• **Exercise prompt**: Looking at the data below, count the lines that contain the string "they". Write only the total.

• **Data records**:
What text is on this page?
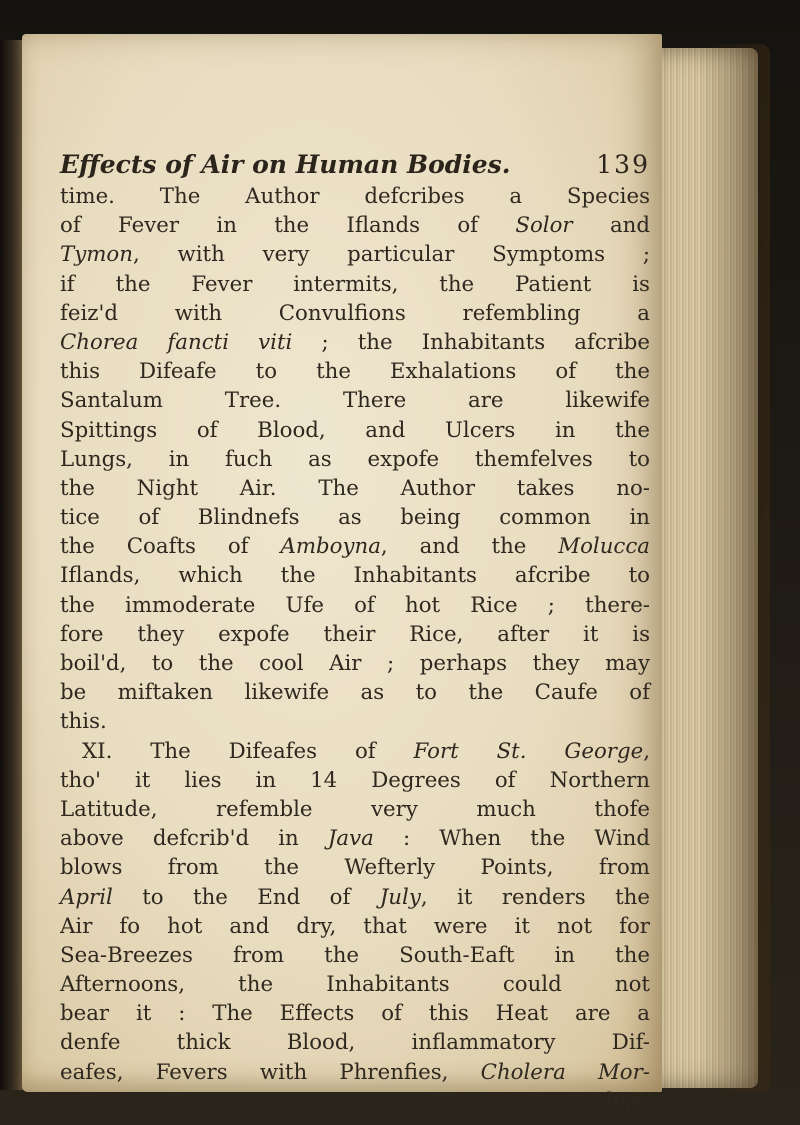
Effects of Air on Human Bodies.	139
time. The Author defcribes a Species
of Fever in the Iflands of Solor and
Tymon, with very particular Symptoms ;
if the Fever intermits, the Patient is
feiz'd with Convulfions refembling a
Chorea fancti viti ; the Inhabitants afcribe
this Difeafe to the Exhalations of the
Santalum Tree. There are likewife
Spittings of Blood, and Ulcers in the
Lungs, in fuch as expofe themfelves to
the Night Air. The Author takes no-
tice of Blindnefs as being common in
the Coafts of Amboyna, and the Molucca
Iflands, which the Inhabitants afcribe to
the immoderate Ufe of hot Rice ; there-
fore they expofe their Rice, after it is
boil'd, to the cool Air ; perhaps they may
be miftaken likewife as to the Caufe of
this.
XI. The Difeafes of Fort St. George,
tho' it lies in 14 Degrees of Northern
Latitude, refemble very much thofe
above defcrib'd in Java : When the Wind
blows from the Wefterly Points, from
April to the End of July, it renders the
Air fo hot and dry, that were it not for
Sea-Breezes from the South-Eaft in the
Afternoons, the Inhabitants could not
bear it : The Effects of this Heat are a
denfe thick Blood, inflammatory Dif-
eafes, Fevers with Phrenfies, Cholera Mor-
bus,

• **Right answer**: 2